[START OF Raw records]

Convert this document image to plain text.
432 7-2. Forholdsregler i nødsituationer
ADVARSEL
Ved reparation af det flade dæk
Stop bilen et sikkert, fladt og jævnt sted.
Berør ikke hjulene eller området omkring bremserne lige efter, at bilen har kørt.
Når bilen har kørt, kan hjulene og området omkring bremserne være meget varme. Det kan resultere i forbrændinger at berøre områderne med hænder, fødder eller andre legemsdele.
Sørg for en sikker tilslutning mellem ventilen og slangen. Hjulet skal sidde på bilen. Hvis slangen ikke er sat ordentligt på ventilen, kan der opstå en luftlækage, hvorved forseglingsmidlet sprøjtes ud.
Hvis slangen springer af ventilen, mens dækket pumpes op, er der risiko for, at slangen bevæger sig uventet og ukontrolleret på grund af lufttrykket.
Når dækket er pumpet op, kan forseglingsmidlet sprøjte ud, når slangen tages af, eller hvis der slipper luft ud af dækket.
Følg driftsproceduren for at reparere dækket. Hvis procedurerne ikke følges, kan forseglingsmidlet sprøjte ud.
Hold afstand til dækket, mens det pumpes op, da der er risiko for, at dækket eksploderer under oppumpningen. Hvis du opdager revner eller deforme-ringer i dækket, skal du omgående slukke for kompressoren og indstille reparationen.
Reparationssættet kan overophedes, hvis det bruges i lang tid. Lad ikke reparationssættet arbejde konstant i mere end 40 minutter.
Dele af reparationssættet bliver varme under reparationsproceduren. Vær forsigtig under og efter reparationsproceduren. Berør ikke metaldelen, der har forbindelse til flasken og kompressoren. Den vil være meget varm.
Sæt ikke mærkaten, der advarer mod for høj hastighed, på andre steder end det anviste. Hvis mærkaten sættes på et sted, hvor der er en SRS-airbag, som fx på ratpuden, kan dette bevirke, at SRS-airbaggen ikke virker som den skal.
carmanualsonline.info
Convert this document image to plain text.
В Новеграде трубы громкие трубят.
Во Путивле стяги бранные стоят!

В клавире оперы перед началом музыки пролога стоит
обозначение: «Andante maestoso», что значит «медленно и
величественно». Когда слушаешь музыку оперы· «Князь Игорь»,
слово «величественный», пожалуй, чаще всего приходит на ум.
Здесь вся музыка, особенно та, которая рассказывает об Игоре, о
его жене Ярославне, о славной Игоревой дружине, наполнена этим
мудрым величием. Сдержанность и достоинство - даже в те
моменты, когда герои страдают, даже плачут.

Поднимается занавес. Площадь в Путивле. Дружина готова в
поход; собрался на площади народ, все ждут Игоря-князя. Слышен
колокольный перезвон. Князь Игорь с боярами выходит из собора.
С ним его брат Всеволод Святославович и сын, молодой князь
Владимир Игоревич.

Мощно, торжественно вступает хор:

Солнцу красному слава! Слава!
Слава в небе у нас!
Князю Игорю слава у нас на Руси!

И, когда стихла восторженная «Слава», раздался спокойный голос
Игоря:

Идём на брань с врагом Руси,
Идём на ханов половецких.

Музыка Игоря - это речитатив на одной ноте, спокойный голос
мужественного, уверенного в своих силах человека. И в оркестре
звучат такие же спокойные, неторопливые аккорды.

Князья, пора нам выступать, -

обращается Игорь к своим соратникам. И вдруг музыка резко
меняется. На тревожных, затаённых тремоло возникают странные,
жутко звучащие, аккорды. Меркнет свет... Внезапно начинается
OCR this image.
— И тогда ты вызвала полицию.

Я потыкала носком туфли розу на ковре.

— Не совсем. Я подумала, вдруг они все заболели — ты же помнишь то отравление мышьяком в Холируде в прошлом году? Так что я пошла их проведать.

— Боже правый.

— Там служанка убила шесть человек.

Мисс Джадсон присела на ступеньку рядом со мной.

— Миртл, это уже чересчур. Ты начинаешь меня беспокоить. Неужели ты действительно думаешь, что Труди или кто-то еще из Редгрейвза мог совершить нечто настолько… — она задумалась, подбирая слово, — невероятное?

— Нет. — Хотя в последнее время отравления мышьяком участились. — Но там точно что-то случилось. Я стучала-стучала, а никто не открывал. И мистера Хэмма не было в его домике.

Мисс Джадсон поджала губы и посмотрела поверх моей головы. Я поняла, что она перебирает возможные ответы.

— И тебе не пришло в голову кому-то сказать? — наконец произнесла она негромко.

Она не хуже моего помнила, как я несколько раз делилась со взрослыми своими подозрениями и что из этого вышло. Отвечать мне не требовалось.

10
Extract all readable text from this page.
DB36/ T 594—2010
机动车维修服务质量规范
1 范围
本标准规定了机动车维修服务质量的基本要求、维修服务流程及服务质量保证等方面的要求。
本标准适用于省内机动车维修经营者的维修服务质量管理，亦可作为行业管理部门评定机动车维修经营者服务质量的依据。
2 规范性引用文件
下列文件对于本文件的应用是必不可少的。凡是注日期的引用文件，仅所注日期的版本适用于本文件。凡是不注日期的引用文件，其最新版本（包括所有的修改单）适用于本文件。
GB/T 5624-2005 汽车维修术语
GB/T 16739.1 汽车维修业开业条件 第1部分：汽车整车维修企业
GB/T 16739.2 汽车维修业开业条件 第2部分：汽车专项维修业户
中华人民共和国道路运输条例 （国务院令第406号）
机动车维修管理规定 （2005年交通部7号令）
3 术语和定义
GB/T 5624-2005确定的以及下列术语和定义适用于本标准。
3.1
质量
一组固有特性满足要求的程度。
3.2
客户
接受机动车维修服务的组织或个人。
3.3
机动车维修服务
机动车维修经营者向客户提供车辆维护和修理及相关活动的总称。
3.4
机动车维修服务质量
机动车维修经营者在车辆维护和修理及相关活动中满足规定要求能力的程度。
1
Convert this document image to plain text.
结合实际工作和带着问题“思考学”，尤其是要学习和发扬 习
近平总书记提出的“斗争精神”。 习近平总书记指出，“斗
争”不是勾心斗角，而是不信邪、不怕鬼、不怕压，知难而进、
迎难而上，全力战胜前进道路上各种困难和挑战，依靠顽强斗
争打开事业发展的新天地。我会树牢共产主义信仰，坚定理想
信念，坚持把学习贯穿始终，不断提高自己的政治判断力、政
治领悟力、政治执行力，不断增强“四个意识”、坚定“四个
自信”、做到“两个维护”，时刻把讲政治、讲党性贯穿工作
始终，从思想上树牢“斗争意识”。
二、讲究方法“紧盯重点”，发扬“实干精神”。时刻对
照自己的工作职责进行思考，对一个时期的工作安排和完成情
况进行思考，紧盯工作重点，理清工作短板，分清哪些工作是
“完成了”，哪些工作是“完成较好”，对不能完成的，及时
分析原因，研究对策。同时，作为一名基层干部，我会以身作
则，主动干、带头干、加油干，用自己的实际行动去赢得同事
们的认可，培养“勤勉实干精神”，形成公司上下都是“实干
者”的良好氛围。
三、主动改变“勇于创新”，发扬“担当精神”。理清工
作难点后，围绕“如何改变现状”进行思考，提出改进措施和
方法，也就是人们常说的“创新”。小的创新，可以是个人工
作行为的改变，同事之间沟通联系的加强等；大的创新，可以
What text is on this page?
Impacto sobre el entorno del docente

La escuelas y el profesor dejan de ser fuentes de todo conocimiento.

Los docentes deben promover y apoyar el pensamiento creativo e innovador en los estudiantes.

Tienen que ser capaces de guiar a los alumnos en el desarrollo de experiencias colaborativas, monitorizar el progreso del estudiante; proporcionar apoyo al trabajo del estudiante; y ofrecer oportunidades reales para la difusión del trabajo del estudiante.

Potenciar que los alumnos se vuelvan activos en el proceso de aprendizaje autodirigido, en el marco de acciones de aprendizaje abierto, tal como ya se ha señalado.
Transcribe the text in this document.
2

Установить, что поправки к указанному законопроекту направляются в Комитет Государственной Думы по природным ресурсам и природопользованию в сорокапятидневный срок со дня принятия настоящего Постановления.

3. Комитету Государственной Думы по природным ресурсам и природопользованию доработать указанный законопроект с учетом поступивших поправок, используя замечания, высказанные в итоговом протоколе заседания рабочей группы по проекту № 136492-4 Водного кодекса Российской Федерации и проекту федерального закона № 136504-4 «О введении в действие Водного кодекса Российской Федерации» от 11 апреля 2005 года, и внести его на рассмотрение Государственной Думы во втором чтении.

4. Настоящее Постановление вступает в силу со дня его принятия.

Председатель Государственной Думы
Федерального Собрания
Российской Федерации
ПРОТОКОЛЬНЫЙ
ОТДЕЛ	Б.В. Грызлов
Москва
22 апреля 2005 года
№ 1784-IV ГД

[END OF Raw records]

Exercise task
From the listing, copy every line where the string "this" appears.

Correct output
Convert this document image to plain text.
Convert this document image to plain text.
OCR this image.
Extract all readable text from this page.
Convert this document image to plain text.
What text is on this page?
Transcribe the text in this document.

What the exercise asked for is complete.